Goal:
Quote the whole listing word for word. Do not include the pictures.

Information provided:
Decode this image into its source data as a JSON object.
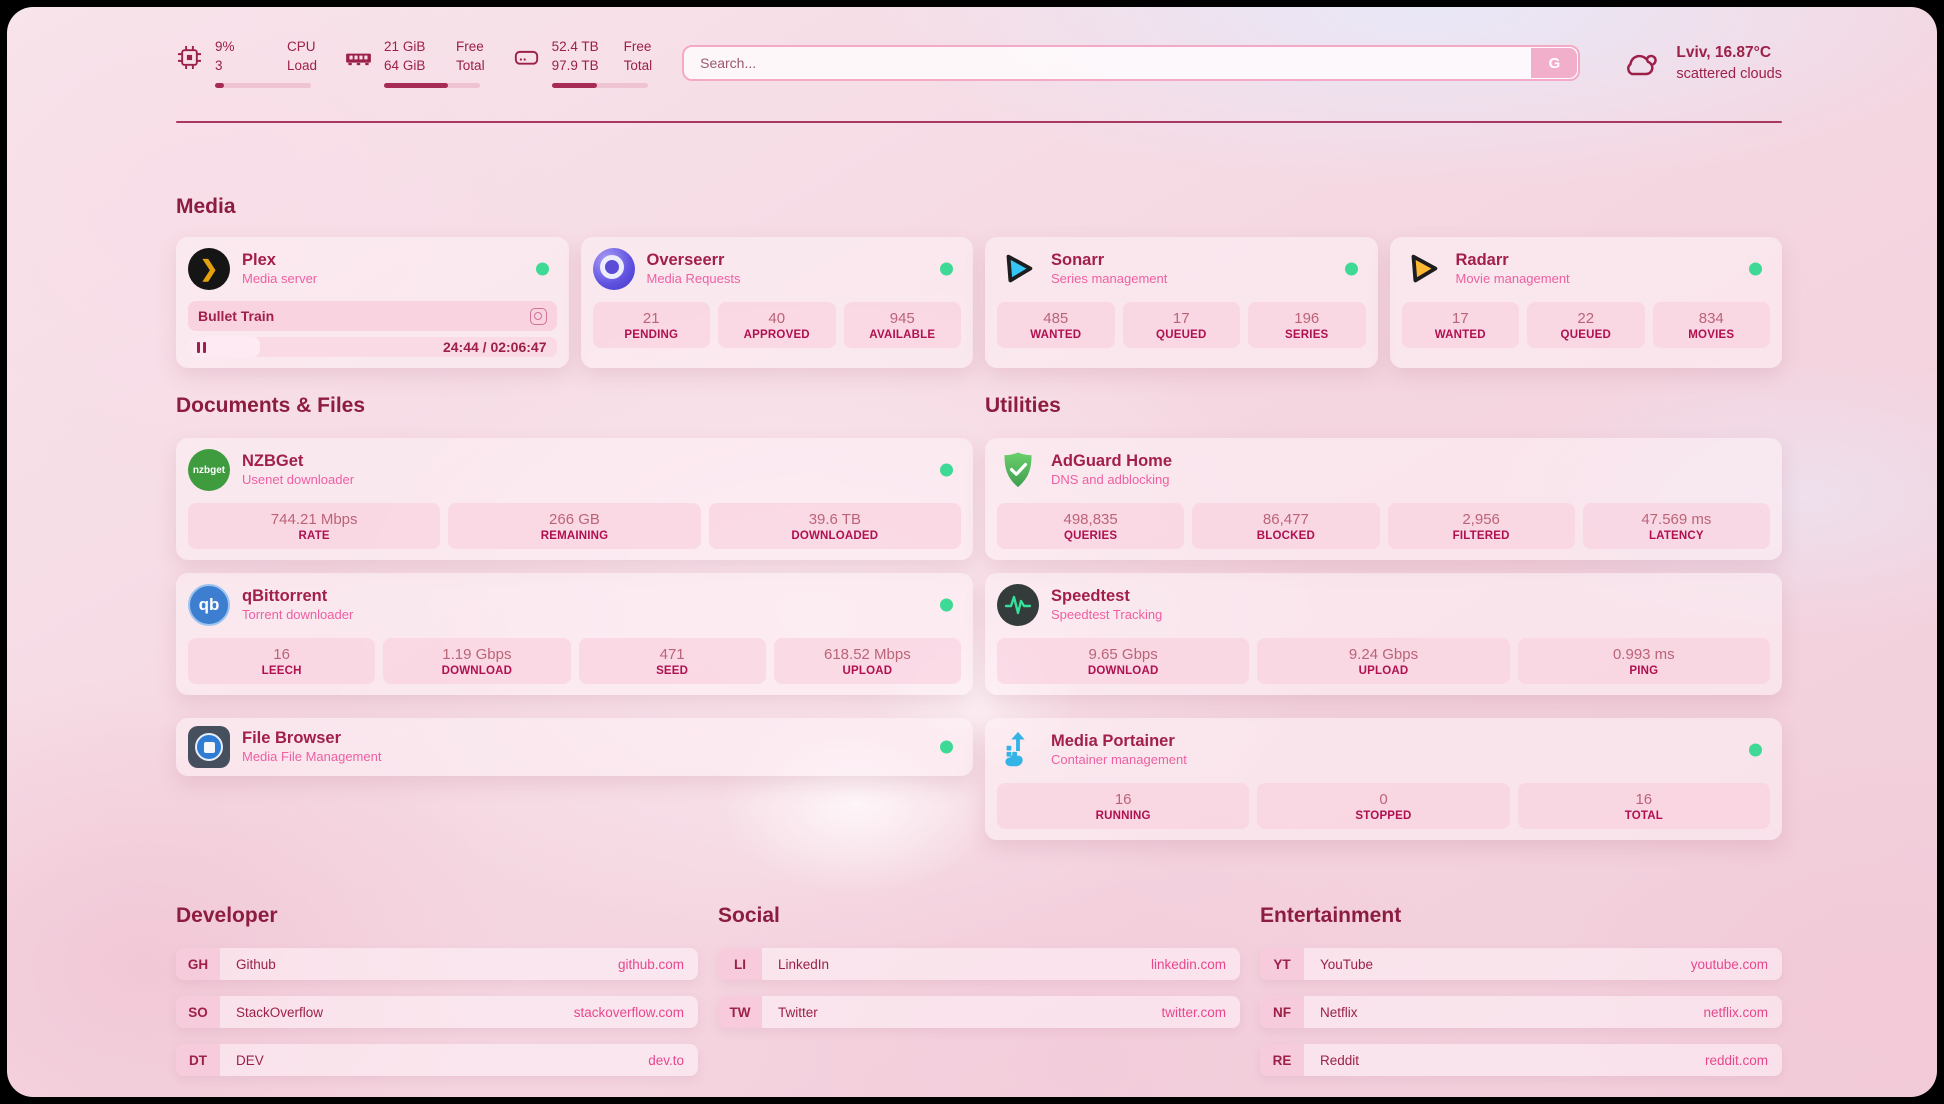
{
  "colors": {
    "accent": "#9c2048",
    "heading": "#8d1d40",
    "subtitle_pink": "#ee5fa2",
    "link_pink": "#e8478f",
    "status_online": "#3fd996",
    "progress_fill": "#a62c55"
  },
  "header": {
    "stats": [
      {
        "icon": "cpu-icon",
        "v1": "9%",
        "v2": "3",
        "l1": "CPU",
        "l2": "Load",
        "progress_percent": 9
      },
      {
        "icon": "ram-icon",
        "v1": "21 GiB",
        "v2": "64 GiB",
        "l1": "Free",
        "l2": "Total",
        "progress_percent": 67
      },
      {
        "icon": "disk-icon",
        "v1": "52.4 TB",
        "v2": "97.9 TB",
        "l1": "Free",
        "l2": "Total",
        "progress_percent": 47
      }
    ],
    "search": {
      "placeholder": "Search...",
      "button_label": "G"
    },
    "weather": {
      "summary": "Lviv, 16.87°C",
      "condition": "scattered clouds",
      "icon": "cloud-icon"
    }
  },
  "media": {
    "title": "Media",
    "plex": {
      "name": "Plex",
      "subtitle": "Media server",
      "now_playing": "Bullet Train",
      "time": "24:44 / 02:06:47",
      "progress_percent": 19.5
    },
    "overseerr": {
      "name": "Overseerr",
      "subtitle": "Media Requests",
      "stats": [
        {
          "value": "21",
          "label": "PENDING"
        },
        {
          "value": "40",
          "label": "APPROVED"
        },
        {
          "value": "945",
          "label": "AVAILABLE"
        }
      ]
    },
    "sonarr": {
      "name": "Sonarr",
      "subtitle": "Series management",
      "stats": [
        {
          "value": "485",
          "label": "WANTED"
        },
        {
          "value": "17",
          "label": "QUEUED"
        },
        {
          "value": "196",
          "label": "SERIES"
        }
      ]
    },
    "radarr": {
      "name": "Radarr",
      "subtitle": "Movie management",
      "stats": [
        {
          "value": "17",
          "label": "WANTED"
        },
        {
          "value": "22",
          "label": "QUEUED"
        },
        {
          "value": "834",
          "label": "MOVIES"
        }
      ]
    }
  },
  "documents": {
    "title": "Documents & Files",
    "nzbget": {
      "name": "NZBGet",
      "subtitle": "Usenet downloader",
      "stats": [
        {
          "value": "744.21 Mbps",
          "label": "RATE"
        },
        {
          "value": "266 GB",
          "label": "REMAINING"
        },
        {
          "value": "39.6 TB",
          "label": "DOWNLOADED"
        }
      ]
    },
    "qbittorrent": {
      "name": "qBittorrent",
      "subtitle": "Torrent downloader",
      "stats": [
        {
          "value": "16",
          "label": "LEECH"
        },
        {
          "value": "1.19 Gbps",
          "label": "DOWNLOAD"
        },
        {
          "value": "471",
          "label": "SEED"
        },
        {
          "value": "618.52 Mbps",
          "label": "UPLOAD"
        }
      ]
    },
    "filebrowser": {
      "name": "File Browser",
      "subtitle": "Media File Management"
    }
  },
  "utilities": {
    "title": "Utilities",
    "adguard": {
      "name": "AdGuard Home",
      "subtitle": "DNS and adblocking",
      "stats": [
        {
          "value": "498,835",
          "label": "QUERIES"
        },
        {
          "value": "86,477",
          "label": "BLOCKED"
        },
        {
          "value": "2,956",
          "label": "FILTERED"
        },
        {
          "value": "47.569 ms",
          "label": "LATENCY"
        }
      ]
    },
    "speedtest": {
      "name": "Speedtest",
      "subtitle": "Speedtest Tracking",
      "stats": [
        {
          "value": "9.65 Gbps",
          "label": "DOWNLOAD"
        },
        {
          "value": "9.24 Gbps",
          "label": "UPLOAD"
        },
        {
          "value": "0.993 ms",
          "label": "PING"
        }
      ]
    },
    "portainer": {
      "name": "Media Portainer",
      "subtitle": "Container management",
      "stats": [
        {
          "value": "16",
          "label": "RUNNING"
        },
        {
          "value": "0",
          "label": "STOPPED"
        },
        {
          "value": "16",
          "label": "TOTAL"
        }
      ]
    }
  },
  "links": {
    "developer": {
      "title": "Developer",
      "items": [
        {
          "abbr": "GH",
          "name": "Github",
          "url": "github.com"
        },
        {
          "abbr": "SO",
          "name": "StackOverflow",
          "url": "stackoverflow.com"
        },
        {
          "abbr": "DT",
          "name": "DEV",
          "url": "dev.to"
        }
      ]
    },
    "social": {
      "title": "Social",
      "items": [
        {
          "abbr": "LI",
          "name": "LinkedIn",
          "url": "linkedin.com"
        },
        {
          "abbr": "TW",
          "name": "Twitter",
          "url": "twitter.com"
        }
      ]
    },
    "entertainment": {
      "title": "Entertainment",
      "items": [
        {
          "abbr": "YT",
          "name": "YouTube",
          "url": "youtube.com"
        },
        {
          "abbr": "NF",
          "name": "Netflix",
          "url": "netflix.com"
        },
        {
          "abbr": "RE",
          "name": "Reddit",
          "url": "reddit.com"
        }
      ]
    }
  },
  "icon_labels": {
    "plex": "❯",
    "qbittorrent": "qb",
    "nzbget": "nzbget"
  }
}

Correct result:
Decode this image into its source data as a JSON object.
{
  "colors": {
    "accent": "#9c2048",
    "heading": "#8d1d40",
    "subtitle_pink": "#ee5fa2",
    "link_pink": "#e8478f",
    "status_online": "#3fd996",
    "progress_fill": "#a62c55"
  },
  "header": {
    "stats": [
      {
        "icon": "cpu-icon",
        "v1": "9%",
        "v2": "3",
        "l1": "CPU",
        "l2": "Load",
        "progress_percent": 9
      },
      {
        "icon": "ram-icon",
        "v1": "21 GiB",
        "v2": "64 GiB",
        "l1": "Free",
        "l2": "Total",
        "progress_percent": 67
      },
      {
        "icon": "disk-icon",
        "v1": "52.4 TB",
        "v2": "97.9 TB",
        "l1": "Free",
        "l2": "Total",
        "progress_percent": 47
      }
    ],
    "search": {
      "placeholder": "Search...",
      "button_label": "G"
    },
    "weather": {
      "summary": "Lviv, 16.87°C",
      "condition": "scattered clouds",
      "icon": "cloud-icon"
    }
  },
  "media": {
    "title": "Media",
    "plex": {
      "name": "Plex",
      "subtitle": "Media server",
      "now_playing": "Bullet Train",
      "time": "24:44 / 02:06:47",
      "progress_percent": 19.5
    },
    "overseerr": {
      "name": "Overseerr",
      "subtitle": "Media Requests",
      "stats": [
        {
          "value": "21",
          "label": "PENDING"
        },
        {
          "value": "40",
          "label": "APPROVED"
        },
        {
          "value": "945",
          "label": "AVAILABLE"
        }
      ]
    },
    "sonarr": {
      "name": "Sonarr",
      "subtitle": "Series management",
      "stats": [
        {
          "value": "485",
          "label": "WANTED"
        },
        {
          "value": "17",
          "label": "QUEUED"
        },
        {
          "value": "196",
          "label": "SERIES"
        }
      ]
    },
    "radarr": {
      "name": "Radarr",
      "subtitle": "Movie management",
      "stats": [
        {
          "value": "17",
          "label": "WANTED"
        },
        {
          "value": "22",
          "label": "QUEUED"
        },
        {
          "value": "834",
          "label": "MOVIES"
        }
      ]
    }
  },
  "documents": {
    "title": "Documents & Files",
    "nzbget": {
      "name": "NZBGet",
      "subtitle": "Usenet downloader",
      "stats": [
        {
          "value": "744.21 Mbps",
          "label": "RATE"
        },
        {
          "value": "266 GB",
          "label": "REMAINING"
        },
        {
          "value": "39.6 TB",
          "label": "DOWNLOADED"
        }
      ]
    },
    "qbittorrent": {
      "name": "qBittorrent",
      "subtitle": "Torrent downloader",
      "stats": [
        {
          "value": "16",
          "label": "LEECH"
        },
        {
          "value": "1.19 Gbps",
          "label": "DOWNLOAD"
        },
        {
          "value": "471",
          "label": "SEED"
        },
        {
          "value": "618.52 Mbps",
          "label": "UPLOAD"
        }
      ]
    },
    "filebrowser": {
      "name": "File Browser",
      "subtitle": "Media File Management"
    }
  },
  "utilities": {
    "title": "Utilities",
    "adguard": {
      "name": "AdGuard Home",
      "subtitle": "DNS and adblocking",
      "stats": [
        {
          "value": "498,835",
          "label": "QUERIES"
        },
        {
          "value": "86,477",
          "label": "BLOCKED"
        },
        {
          "value": "2,956",
          "label": "FILTERED"
        },
        {
          "value": "47.569 ms",
          "label": "LATENCY"
        }
      ]
    },
    "speedtest": {
      "name": "Speedtest",
      "subtitle": "Speedtest Tracking",
      "stats": [
        {
          "value": "9.65 Gbps",
          "label": "DOWNLOAD"
        },
        {
          "value": "9.24 Gbps",
          "label": "UPLOAD"
        },
        {
          "value": "0.993 ms",
          "label": "PING"
        }
      ]
    },
    "portainer": {
      "name": "Media Portainer",
      "subtitle": "Container management",
      "stats": [
        {
          "value": "16",
          "label": "RUNNING"
        },
        {
          "value": "0",
          "label": "STOPPED"
        },
        {
          "value": "16",
          "label": "TOTAL"
        }
      ]
    }
  },
  "links": {
    "developer": {
      "title": "Developer",
      "items": [
        {
          "abbr": "GH",
          "name": "Github",
          "url": "github.com"
        },
        {
          "abbr": "SO",
          "name": "StackOverflow",
          "url": "stackoverflow.com"
        },
        {
          "abbr": "DT",
          "name": "DEV",
          "url": "dev.to"
        }
      ]
    },
    "social": {
      "title": "Social",
      "items": [
        {
          "abbr": "LI",
          "name": "LinkedIn",
          "url": "linkedin.com"
        },
        {
          "abbr": "TW",
          "name": "Twitter",
          "url": "twitter.com"
        }
      ]
    },
    "entertainment": {
      "title": "Entertainment",
      "items": [
        {
          "abbr": "YT",
          "name": "YouTube",
          "url": "youtube.com"
        },
        {
          "abbr": "NF",
          "name": "Netflix",
          "url": "netflix.com"
        },
        {
          "abbr": "RE",
          "name": "Reddit",
          "url": "reddit.com"
        }
      ]
    }
  },
  "icon_labels": {
    "plex": "❯",
    "qbittorrent": "qb",
    "nzbget": "nzbget"
  }
}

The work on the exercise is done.